## GOAL OF THE EXERCISE
Tally the lines of the listing that contain the string "zwei". Give the number and nothing else.

## PROVIDED MATERIAL

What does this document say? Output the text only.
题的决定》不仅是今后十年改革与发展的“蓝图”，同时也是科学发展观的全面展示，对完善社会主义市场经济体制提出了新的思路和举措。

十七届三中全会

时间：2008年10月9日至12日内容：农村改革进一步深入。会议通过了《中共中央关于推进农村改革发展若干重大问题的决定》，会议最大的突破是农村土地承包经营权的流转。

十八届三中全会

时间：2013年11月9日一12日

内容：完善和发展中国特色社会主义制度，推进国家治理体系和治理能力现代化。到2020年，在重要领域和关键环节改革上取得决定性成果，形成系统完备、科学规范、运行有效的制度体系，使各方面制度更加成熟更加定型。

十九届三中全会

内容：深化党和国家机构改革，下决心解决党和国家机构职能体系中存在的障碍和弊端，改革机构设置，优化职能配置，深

...

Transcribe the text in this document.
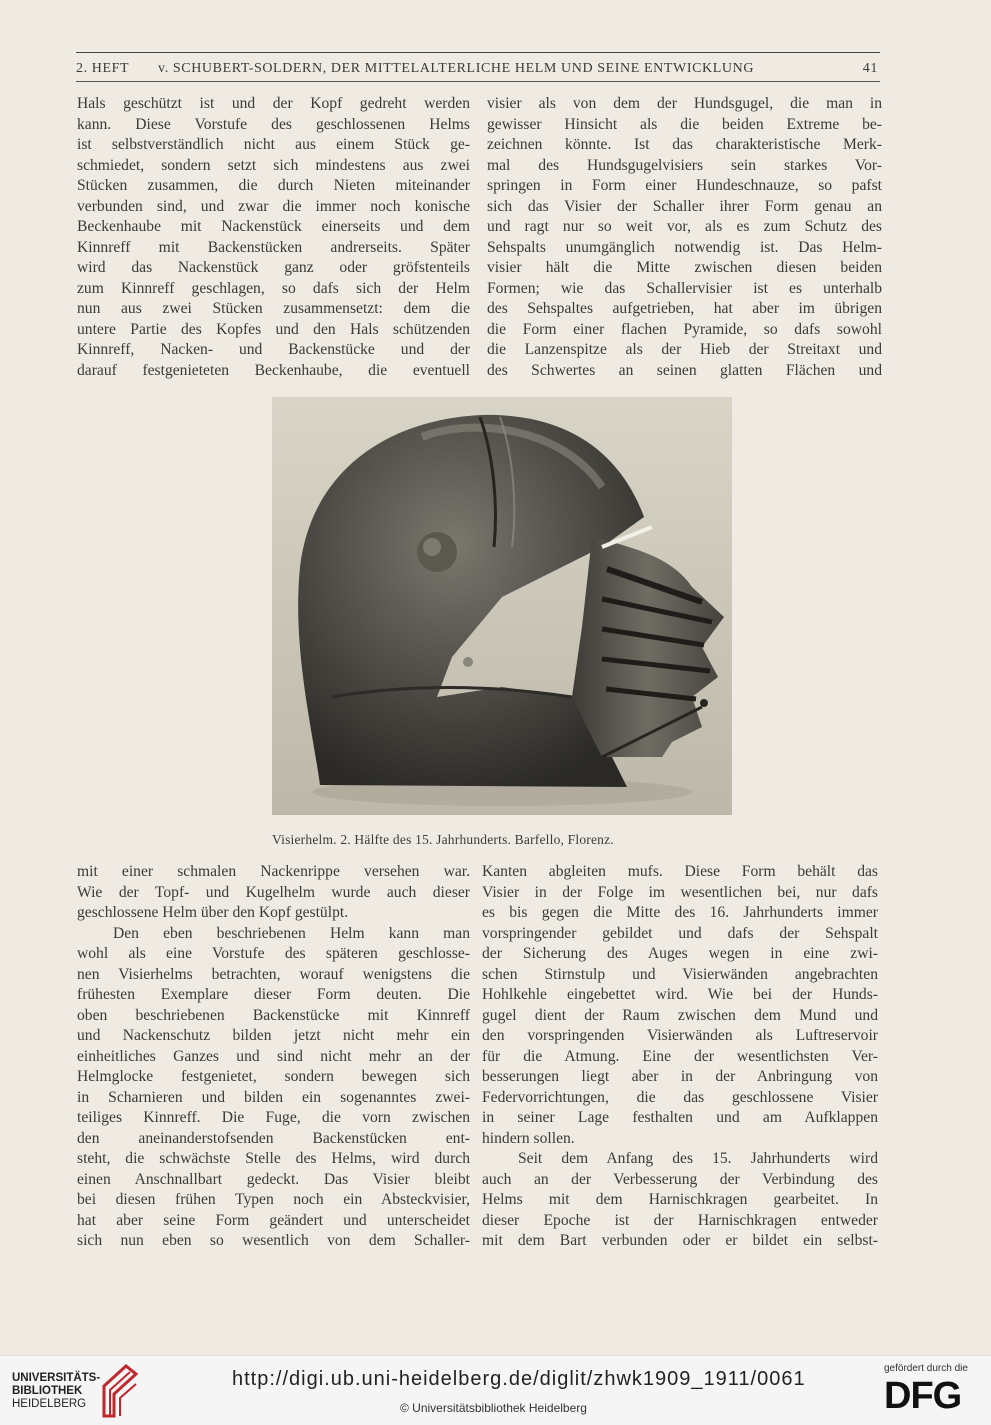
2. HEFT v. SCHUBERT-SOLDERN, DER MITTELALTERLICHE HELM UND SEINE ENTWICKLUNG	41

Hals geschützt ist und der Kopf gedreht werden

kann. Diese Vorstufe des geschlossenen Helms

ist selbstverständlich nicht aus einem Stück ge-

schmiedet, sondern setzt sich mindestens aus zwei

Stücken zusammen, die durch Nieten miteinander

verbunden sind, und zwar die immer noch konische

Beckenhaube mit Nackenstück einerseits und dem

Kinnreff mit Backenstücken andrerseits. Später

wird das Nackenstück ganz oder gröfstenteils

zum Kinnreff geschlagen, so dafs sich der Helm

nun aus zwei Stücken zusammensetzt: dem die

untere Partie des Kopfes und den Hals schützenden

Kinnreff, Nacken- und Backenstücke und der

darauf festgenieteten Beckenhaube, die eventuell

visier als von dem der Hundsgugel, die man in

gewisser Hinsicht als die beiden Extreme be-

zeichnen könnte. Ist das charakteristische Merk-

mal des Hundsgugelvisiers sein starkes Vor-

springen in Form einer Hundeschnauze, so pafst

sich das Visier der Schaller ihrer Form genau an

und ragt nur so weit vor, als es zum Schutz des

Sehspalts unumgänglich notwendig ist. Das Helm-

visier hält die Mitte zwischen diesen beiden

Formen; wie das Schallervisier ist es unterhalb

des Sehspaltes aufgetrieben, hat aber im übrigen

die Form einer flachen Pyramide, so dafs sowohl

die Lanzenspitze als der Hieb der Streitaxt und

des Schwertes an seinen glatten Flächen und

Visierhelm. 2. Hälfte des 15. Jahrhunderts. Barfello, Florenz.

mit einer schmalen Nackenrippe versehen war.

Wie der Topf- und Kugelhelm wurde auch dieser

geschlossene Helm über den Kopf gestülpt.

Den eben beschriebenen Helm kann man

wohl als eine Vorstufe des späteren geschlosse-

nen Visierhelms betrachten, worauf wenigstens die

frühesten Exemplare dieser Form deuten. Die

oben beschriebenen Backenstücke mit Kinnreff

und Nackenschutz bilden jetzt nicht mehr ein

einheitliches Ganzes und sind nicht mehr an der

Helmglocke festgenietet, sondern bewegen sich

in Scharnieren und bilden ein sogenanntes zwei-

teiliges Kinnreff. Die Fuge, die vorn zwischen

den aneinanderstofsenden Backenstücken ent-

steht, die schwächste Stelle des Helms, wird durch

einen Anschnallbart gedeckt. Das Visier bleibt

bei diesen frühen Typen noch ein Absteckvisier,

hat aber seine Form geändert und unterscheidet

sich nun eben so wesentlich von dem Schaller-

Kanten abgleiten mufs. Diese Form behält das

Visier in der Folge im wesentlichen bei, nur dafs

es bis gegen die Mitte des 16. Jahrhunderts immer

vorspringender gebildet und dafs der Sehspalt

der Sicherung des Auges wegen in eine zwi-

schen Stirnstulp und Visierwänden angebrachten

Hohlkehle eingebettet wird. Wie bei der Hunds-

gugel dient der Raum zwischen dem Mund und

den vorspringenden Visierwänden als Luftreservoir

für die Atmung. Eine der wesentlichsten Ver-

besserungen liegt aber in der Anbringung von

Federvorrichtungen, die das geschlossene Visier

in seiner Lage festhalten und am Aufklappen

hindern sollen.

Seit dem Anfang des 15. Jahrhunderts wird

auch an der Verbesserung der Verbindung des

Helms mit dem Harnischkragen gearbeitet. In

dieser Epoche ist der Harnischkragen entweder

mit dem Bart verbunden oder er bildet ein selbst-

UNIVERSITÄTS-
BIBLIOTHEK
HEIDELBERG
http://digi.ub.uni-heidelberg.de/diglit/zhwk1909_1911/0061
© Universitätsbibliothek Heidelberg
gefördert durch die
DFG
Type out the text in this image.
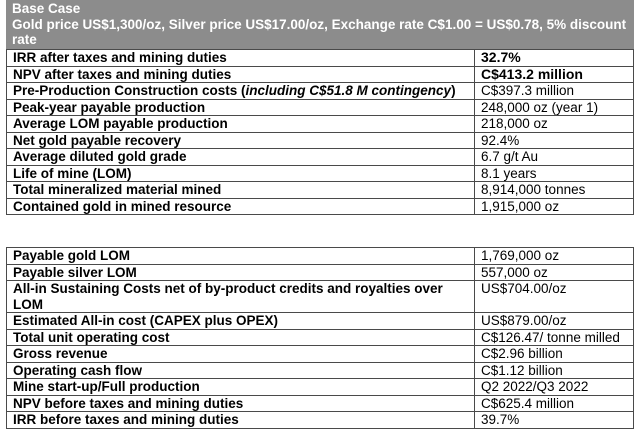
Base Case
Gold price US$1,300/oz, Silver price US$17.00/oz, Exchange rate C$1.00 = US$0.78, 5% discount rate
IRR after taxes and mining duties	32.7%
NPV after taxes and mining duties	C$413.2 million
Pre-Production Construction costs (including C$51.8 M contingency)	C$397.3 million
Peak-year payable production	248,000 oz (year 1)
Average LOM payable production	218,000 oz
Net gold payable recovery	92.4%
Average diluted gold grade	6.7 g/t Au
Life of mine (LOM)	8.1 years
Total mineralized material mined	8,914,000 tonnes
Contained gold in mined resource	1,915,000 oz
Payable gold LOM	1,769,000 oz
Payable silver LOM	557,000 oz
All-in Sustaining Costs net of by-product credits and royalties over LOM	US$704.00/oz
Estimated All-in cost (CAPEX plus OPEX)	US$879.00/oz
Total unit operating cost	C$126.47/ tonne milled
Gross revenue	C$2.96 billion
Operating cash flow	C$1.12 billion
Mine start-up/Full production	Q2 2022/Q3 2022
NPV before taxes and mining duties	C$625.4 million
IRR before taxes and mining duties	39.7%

## RESULT OF THIS TASK
3